Write out the listing below without alteration, omitting its pictures.

[START OF Records]

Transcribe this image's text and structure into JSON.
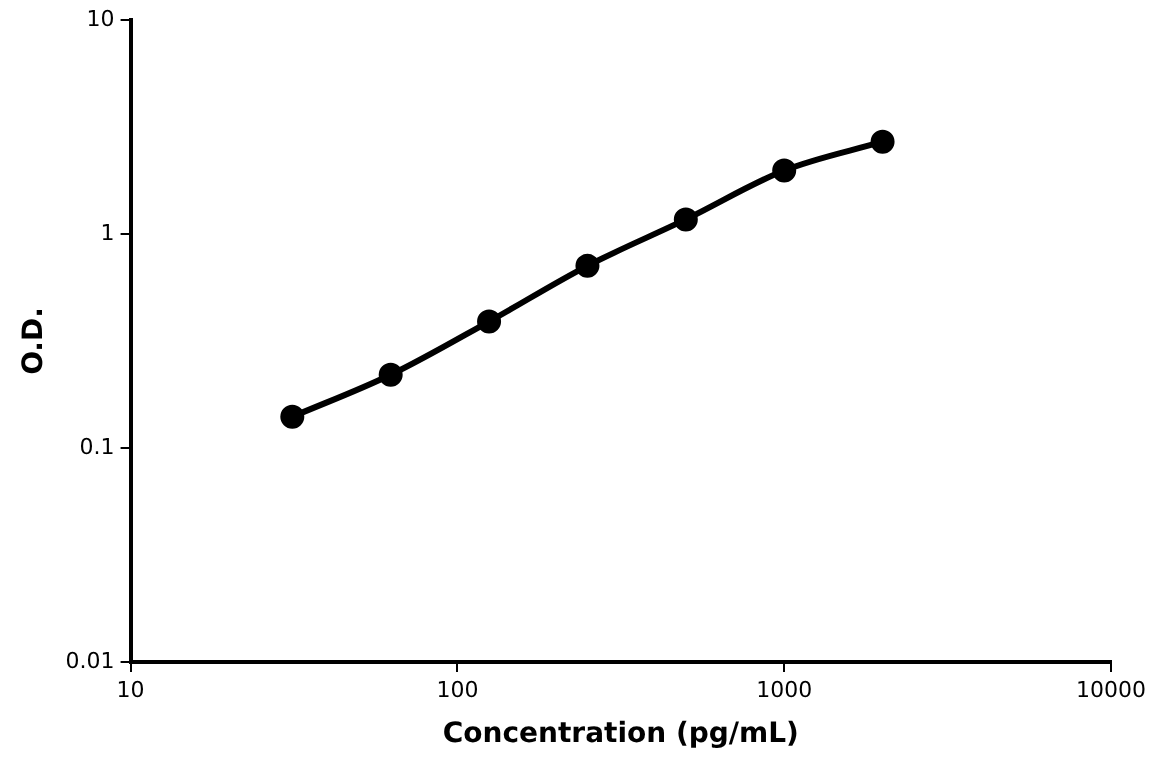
{
  "chart_data": {
    "type": "line",
    "xlabel": "Concentration (pg/mL)",
    "ylabel": "O.D.",
    "x": [
      31.25,
      62.5,
      125,
      250,
      500,
      1000,
      2000
    ],
    "series": [
      {
        "color": "#000000",
        "values": [
          0.14,
          0.22,
          0.39,
          0.71,
          1.17,
          1.98,
          2.7
        ]
      }
    ],
    "log": "xy",
    "xlim": [
      10,
      10000
    ],
    "ylim": [
      0.01,
      10
    ],
    "xticks": [
      10,
      100,
      1000,
      10000
    ],
    "yticks": [
      0.01,
      0.1,
      1,
      10
    ],
    "grid": false,
    "legend": false,
    "marker": "circle",
    "line_style": "solid"
  }
}
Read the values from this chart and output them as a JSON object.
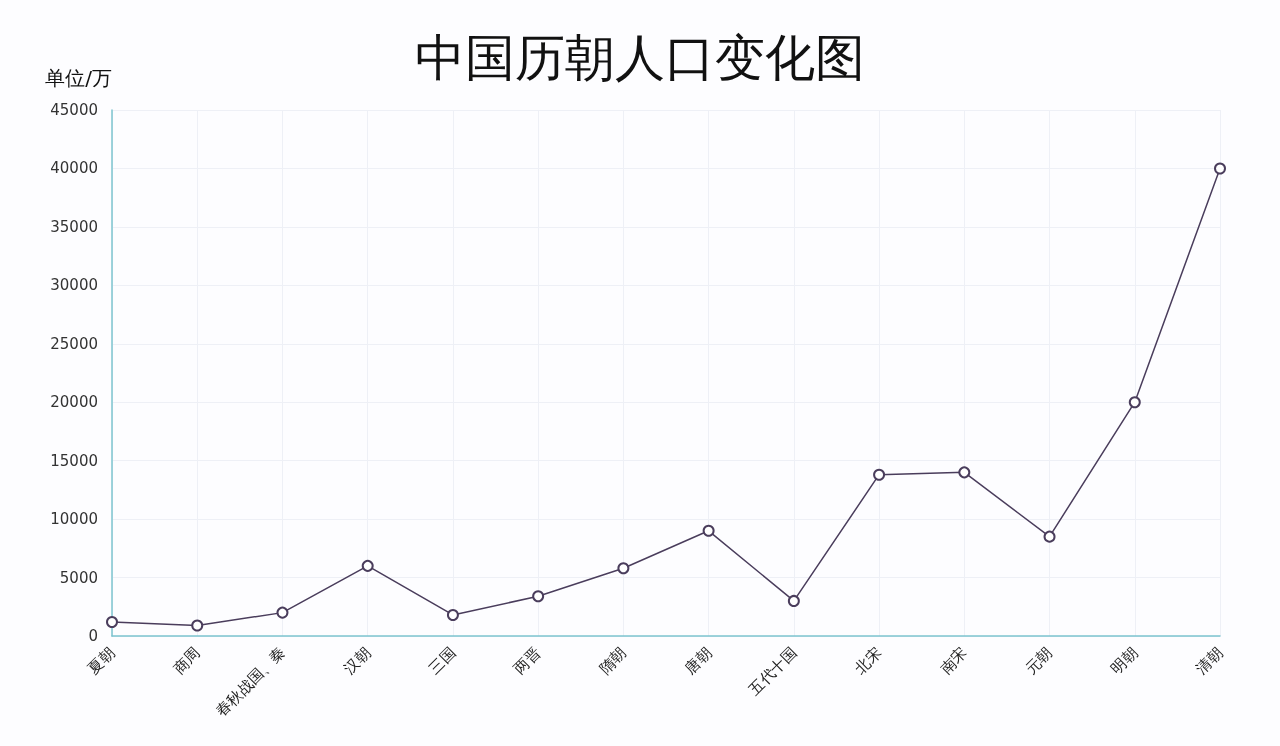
{
  "chart_data": {
    "type": "line",
    "title": "中国历朝人口变化图",
    "ylabel": "单位/万",
    "categories": [
      "夏朝",
      "商周",
      "春秋战国、秦",
      "汉朝",
      "三国",
      "两晋",
      "隋朝",
      "唐朝",
      "五代十国",
      "北宋",
      "南宋",
      "元朝",
      "明朝",
      "清朝"
    ],
    "series": [
      {
        "color": "#4a3d5c",
        "values": [
          1200,
          900,
          2000,
          6000,
          1800,
          3400,
          5800,
          9000,
          3000,
          13800,
          14000,
          8500,
          20000,
          40000
        ]
      }
    ],
    "ylim": [
      0,
      45000
    ],
    "yticks": [
      0,
      5000,
      10000,
      15000,
      20000,
      25000,
      30000,
      35000,
      40000,
      45000
    ],
    "grid": true,
    "marker": "circle",
    "line_style": "solid"
  }
}
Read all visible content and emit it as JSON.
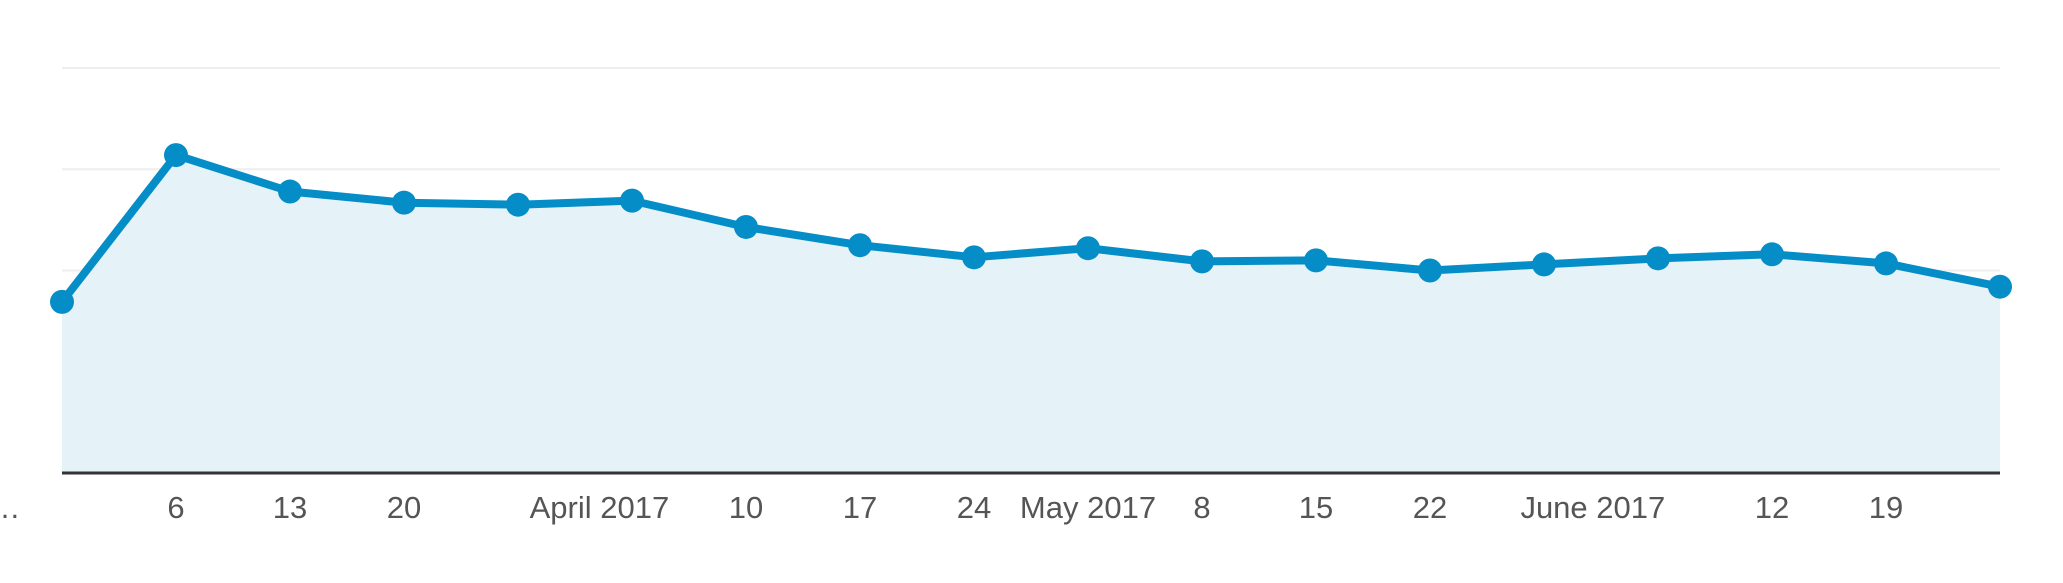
{
  "chart_data": {
    "type": "area",
    "title": "",
    "xlabel": "",
    "ylabel": "",
    "ylim": [
      0,
      4
    ],
    "grid": true,
    "y_axis_labels_visible": false,
    "tick_labels": [
      "…",
      "6",
      "13",
      "20",
      "April 2017",
      "10",
      "17",
      "24",
      "May 2017",
      "8",
      "15",
      "22",
      "June 2017",
      "12",
      "19"
    ],
    "x": [
      "2017-02-27",
      "2017-03-06",
      "2017-03-13",
      "2017-03-20",
      "2017-03-27",
      "2017-04-03",
      "2017-04-10",
      "2017-04-17",
      "2017-04-24",
      "2017-05-01",
      "2017-05-08",
      "2017-05-15",
      "2017-05-22",
      "2017-05-29",
      "2017-06-05",
      "2017-06-12",
      "2017-06-19",
      "2017-06-26"
    ],
    "series": [
      {
        "values": [
          1.69,
          3.14,
          2.78,
          2.67,
          2.65,
          2.69,
          2.43,
          2.25,
          2.13,
          2.22,
          2.09,
          2.1,
          2.0,
          2.06,
          2.12,
          2.16,
          2.07,
          1.84
        ]
      }
    ],
    "colors": {
      "line": "#058dc7",
      "fill": "#e5f2f7",
      "grid": "#eeeeee",
      "baseline": "#333333",
      "tick_text": "#555555"
    }
  }
}
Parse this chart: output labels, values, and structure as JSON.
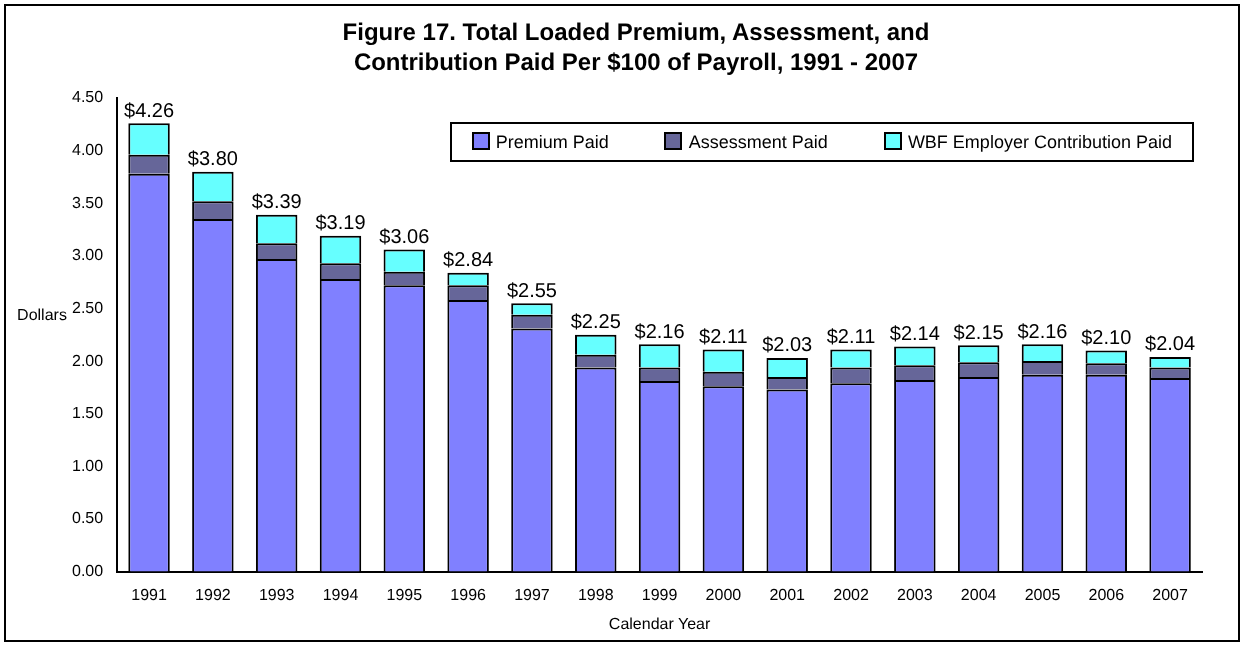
{
  "chart_data": {
    "type": "bar",
    "stacked": true,
    "title": "Figure 17. Total Loaded Premium, Assessment, and Contribution Paid Per $100 of Payroll, 1991 - 2007",
    "xlabel": "Calendar Year",
    "ylabel": "Dollars",
    "categories": [
      "1991",
      "1992",
      "1993",
      "1994",
      "1995",
      "1996",
      "1997",
      "1998",
      "1999",
      "2000",
      "2001",
      "2002",
      "2003",
      "2004",
      "2005",
      "2006",
      "2007"
    ],
    "series": [
      {
        "name": "Premium Paid",
        "color": "#8080ff",
        "values": [
          3.78,
          3.35,
          2.97,
          2.78,
          2.72,
          2.58,
          2.31,
          1.94,
          1.81,
          1.76,
          1.73,
          1.79,
          1.82,
          1.85,
          1.87,
          1.87,
          1.84
        ]
      },
      {
        "name": "Assessment Paid",
        "color": "#666699",
        "values": [
          0.18,
          0.17,
          0.15,
          0.15,
          0.13,
          0.14,
          0.13,
          0.12,
          0.13,
          0.14,
          0.12,
          0.15,
          0.14,
          0.14,
          0.13,
          0.11,
          0.1
        ]
      },
      {
        "name": "WBF Employer Contribution Paid",
        "color": "#66ffff",
        "values": [
          0.3,
          0.28,
          0.27,
          0.26,
          0.21,
          0.12,
          0.11,
          0.19,
          0.22,
          0.21,
          0.18,
          0.17,
          0.18,
          0.16,
          0.16,
          0.12,
          0.1
        ]
      }
    ],
    "totals": [
      "$4.26",
      "$3.80",
      "$3.39",
      "$3.19",
      "$3.06",
      "$2.84",
      "$2.55",
      "$2.25",
      "$2.16",
      "$2.11",
      "$2.03",
      "$2.11",
      "$2.14",
      "$2.15",
      "$2.16",
      "$2.10",
      "$2.04"
    ],
    "ylim": [
      0,
      4.5
    ],
    "yticks": [
      {
        "value": 0,
        "label": "0.00"
      },
      {
        "value": 0.5,
        "label": "0.50"
      },
      {
        "value": 1,
        "label": "1.00"
      },
      {
        "value": 1.5,
        "label": "1.50"
      },
      {
        "value": 2,
        "label": "2.00"
      },
      {
        "value": 2.5,
        "label": "2.50"
      },
      {
        "value": 3,
        "label": "3.00"
      },
      {
        "value": 3.5,
        "label": "3.50"
      },
      {
        "value": 4,
        "label": "4.00"
      },
      {
        "value": 4.5,
        "label": "4.50"
      }
    ],
    "grid": false,
    "legend": "top right"
  }
}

[END OF Records]

* Response:
Transcribe this image's text and structure into JSON.
{
  "chart_data": {
    "type": "line",
    "xlabel": "Concentration (pg/mL)",
    "ylabel": "O.D.",
    "x": [
      31.25,
      62.5,
      125,
      250,
      500,
      1000,
      2000
    ],
    "series": [
      {
        "color": "#000000",
        "values": [
          0.14,
          0.22,
          0.39,
          0.71,
          1.17,
          1.98,
          2.7
        ]
      }
    ],
    "log": "xy",
    "xlim": [
      10,
      10000
    ],
    "ylim": [
      0.01,
      10
    ],
    "xticks": [
      10,
      100,
      1000,
      10000
    ],
    "yticks": [
      0.01,
      0.1,
      1,
      10
    ],
    "grid": false,
    "legend": false,
    "marker": "circle",
    "line_style": "solid"
  }
}
Read the values from this chart and output them as a JSON object.
{
  "chart_data": {
    "type": "line",
    "title": "中国历朝人口变化图",
    "ylabel": "单位/万",
    "categories": [
      "夏朝",
      "商周",
      "春秋战国、秦",
      "汉朝",
      "三国",
      "两晋",
      "隋朝",
      "唐朝",
      "五代十国",
      "北宋",
      "南宋",
      "元朝",
      "明朝",
      "清朝"
    ],
    "series": [
      {
        "color": "#4a3d5c",
        "values": [
          1200,
          900,
          2000,
          6000,
          1800,
          3400,
          5800,
          9000,
          3000,
          13800,
          14000,
          8500,
          20000,
          40000
        ]
      }
    ],
    "ylim": [
      0,
      45000
    ],
    "yticks": [
      0,
      5000,
      10000,
      15000,
      20000,
      25000,
      30000,
      35000,
      40000,
      45000
    ],
    "grid": true,
    "marker": "circle",
    "line_style": "solid"
  }
}
Read all visible content and emit it as JSON.
{
  "chart_data": {
    "type": "area",
    "title": "",
    "xlabel": "",
    "ylabel": "",
    "ylim": [
      0,
      4
    ],
    "grid": true,
    "y_axis_labels_visible": false,
    "tick_labels": [
      "…",
      "6",
      "13",
      "20",
      "April 2017",
      "10",
      "17",
      "24",
      "May 2017",
      "8",
      "15",
      "22",
      "June 2017",
      "12",
      "19"
    ],
    "x": [
      "2017-02-27",
      "2017-03-06",
      "2017-03-13",
      "2017-03-20",
      "2017-03-27",
      "2017-04-03",
      "2017-04-10",
      "2017-04-17",
      "2017-04-24",
      "2017-05-01",
      "2017-05-08",
      "2017-05-15",
      "2017-05-22",
      "2017-05-29",
      "2017-06-05",
      "2017-06-12",
      "2017-06-19",
      "2017-06-26"
    ],
    "series": [
      {
        "values": [
          1.69,
          3.14,
          2.78,
          2.67,
          2.65,
          2.69,
          2.43,
          2.25,
          2.13,
          2.22,
          2.09,
          2.1,
          2.0,
          2.06,
          2.12,
          2.16,
          2.07,
          1.84
        ]
      }
    ],
    "colors": {
      "line": "#058dc7",
      "fill": "#e5f2f7",
      "grid": "#eeeeee",
      "baseline": "#333333",
      "tick_text": "#555555"
    }
  }
}
Parse this chart: output labels, values, and structure as JSON.
{
  "chart_data": {
    "type": "bar",
    "stacked": true,
    "title": "Figure 17. Total Loaded Premium, Assessment, and Contribution Paid Per $100 of Payroll, 1991 - 2007",
    "xlabel": "Calendar Year",
    "ylabel": "Dollars",
    "categories": [
      "1991",
      "1992",
      "1993",
      "1994",
      "1995",
      "1996",
      "1997",
      "1998",
      "1999",
      "2000",
      "2001",
      "2002",
      "2003",
      "2004",
      "2005",
      "2006",
      "2007"
    ],
    "series": [
      {
        "name": "Premium Paid",
        "color": "#8080ff",
        "values": [
          3.78,
          3.35,
          2.97,
          2.78,
          2.72,
          2.58,
          2.31,
          1.94,
          1.81,
          1.76,
          1.73,
          1.79,
          1.82,
          1.85,
          1.87,
          1.87,
          1.84
        ]
      },
      {
        "name": "Assessment Paid",
        "color": "#666699",
        "values": [
          0.18,
          0.17,
          0.15,
          0.15,
          0.13,
          0.14,
          0.13,
          0.12,
          0.13,
          0.14,
          0.12,
          0.15,
          0.14,
          0.14,
          0.13,
          0.11,
          0.1
        ]
      },
      {
        "name": "WBF Employer Contribution Paid",
        "color": "#66ffff",
        "values": [
          0.3,
          0.28,
          0.27,
          0.26,
          0.21,
          0.12,
          0.11,
          0.19,
          0.22,
          0.21,
          0.18,
          0.17,
          0.18,
          0.16,
          0.16,
          0.12,
          0.1
        ]
      }
    ],
    "totals": [
      "$4.26",
      "$3.80",
      "$3.39",
      "$3.19",
      "$3.06",
      "$2.84",
      "$2.55",
      "$2.25",
      "$2.16",
      "$2.11",
      "$2.03",
      "$2.11",
      "$2.14",
      "$2.15",
      "$2.16",
      "$2.10",
      "$2.04"
    ],
    "ylim": [
      0,
      4.5
    ],
    "yticks": [
      {
        "value": 0,
        "label": "0.00"
      },
      {
        "value": 0.5,
        "label": "0.50"
      },
      {
        "value": 1,
        "label": "1.00"
      },
      {
        "value": 1.5,
        "label": "1.50"
      },
      {
        "value": 2,
        "label": "2.00"
      },
      {
        "value": 2.5,
        "label": "2.50"
      },
      {
        "value": 3,
        "label": "3.00"
      },
      {
        "value": 3.5,
        "label": "3.50"
      },
      {
        "value": 4,
        "label": "4.00"
      },
      {
        "value": 4.5,
        "label": "4.50"
      }
    ],
    "grid": false,
    "legend": "top right"
  }
}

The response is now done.